"""
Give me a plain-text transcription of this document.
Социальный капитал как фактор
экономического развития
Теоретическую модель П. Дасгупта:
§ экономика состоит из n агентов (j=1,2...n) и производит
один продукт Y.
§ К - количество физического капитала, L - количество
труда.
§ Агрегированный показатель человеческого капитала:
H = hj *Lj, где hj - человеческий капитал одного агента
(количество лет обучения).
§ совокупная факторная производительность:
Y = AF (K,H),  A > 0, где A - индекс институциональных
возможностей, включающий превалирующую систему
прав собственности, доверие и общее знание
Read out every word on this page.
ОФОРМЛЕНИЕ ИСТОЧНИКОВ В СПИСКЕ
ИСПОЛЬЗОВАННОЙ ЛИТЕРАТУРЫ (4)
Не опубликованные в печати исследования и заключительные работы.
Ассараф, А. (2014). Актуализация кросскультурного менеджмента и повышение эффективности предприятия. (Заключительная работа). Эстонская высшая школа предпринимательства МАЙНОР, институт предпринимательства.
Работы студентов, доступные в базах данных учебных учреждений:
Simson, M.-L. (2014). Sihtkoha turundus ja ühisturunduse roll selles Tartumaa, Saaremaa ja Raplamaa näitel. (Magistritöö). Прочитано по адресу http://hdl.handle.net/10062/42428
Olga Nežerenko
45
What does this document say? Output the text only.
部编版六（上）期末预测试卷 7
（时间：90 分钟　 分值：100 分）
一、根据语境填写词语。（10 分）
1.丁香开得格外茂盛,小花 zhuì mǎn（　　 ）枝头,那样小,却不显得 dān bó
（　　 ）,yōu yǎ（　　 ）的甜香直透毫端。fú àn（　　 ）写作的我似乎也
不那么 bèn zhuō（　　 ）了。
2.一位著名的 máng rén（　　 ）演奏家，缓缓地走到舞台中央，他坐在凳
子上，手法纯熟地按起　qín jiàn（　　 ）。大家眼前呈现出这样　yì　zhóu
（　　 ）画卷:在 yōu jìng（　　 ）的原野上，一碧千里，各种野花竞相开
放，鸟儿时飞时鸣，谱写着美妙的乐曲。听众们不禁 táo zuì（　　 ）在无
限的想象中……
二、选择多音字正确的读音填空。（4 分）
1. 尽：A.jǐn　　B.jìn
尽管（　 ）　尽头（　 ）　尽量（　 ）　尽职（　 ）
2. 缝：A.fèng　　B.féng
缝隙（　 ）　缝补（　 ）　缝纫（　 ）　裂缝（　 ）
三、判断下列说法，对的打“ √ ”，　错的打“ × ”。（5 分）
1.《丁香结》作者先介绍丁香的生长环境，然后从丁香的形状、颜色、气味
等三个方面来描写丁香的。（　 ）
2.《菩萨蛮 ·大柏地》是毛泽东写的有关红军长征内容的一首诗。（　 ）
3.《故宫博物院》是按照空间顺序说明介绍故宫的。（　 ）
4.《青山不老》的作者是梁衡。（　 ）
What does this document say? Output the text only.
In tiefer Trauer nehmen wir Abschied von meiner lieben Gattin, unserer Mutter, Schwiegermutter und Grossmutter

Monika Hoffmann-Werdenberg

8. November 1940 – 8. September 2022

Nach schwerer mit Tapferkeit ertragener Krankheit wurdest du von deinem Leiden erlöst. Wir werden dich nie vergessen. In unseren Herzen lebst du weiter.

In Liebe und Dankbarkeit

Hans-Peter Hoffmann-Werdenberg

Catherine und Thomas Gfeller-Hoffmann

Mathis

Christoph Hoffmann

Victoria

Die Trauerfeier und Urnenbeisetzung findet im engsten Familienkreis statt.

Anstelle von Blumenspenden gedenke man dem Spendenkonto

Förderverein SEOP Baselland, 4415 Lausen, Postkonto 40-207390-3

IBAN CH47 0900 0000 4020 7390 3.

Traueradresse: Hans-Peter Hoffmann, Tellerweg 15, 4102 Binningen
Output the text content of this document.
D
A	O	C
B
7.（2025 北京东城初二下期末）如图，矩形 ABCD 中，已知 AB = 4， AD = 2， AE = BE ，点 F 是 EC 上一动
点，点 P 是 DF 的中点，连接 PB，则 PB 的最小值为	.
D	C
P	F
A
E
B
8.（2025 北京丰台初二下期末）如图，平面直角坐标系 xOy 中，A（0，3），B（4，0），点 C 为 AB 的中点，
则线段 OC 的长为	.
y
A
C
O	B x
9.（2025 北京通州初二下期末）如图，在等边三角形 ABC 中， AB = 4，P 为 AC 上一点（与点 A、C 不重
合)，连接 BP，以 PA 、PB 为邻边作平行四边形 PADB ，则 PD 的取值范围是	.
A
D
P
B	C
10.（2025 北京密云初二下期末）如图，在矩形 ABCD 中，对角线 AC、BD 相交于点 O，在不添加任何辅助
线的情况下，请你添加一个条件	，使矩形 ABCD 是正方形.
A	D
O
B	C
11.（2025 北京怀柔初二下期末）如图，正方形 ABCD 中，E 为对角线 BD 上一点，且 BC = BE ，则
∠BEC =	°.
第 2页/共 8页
"""
◆ **Directions for this task**: Look over the listing. Pull out every line with the string "text" in it.

◆ **The reply**:
Give me a plain-text transcription of this document.
What does this document say? Output the text only.
What does this document say? Output the text only.
Output the text content of this document.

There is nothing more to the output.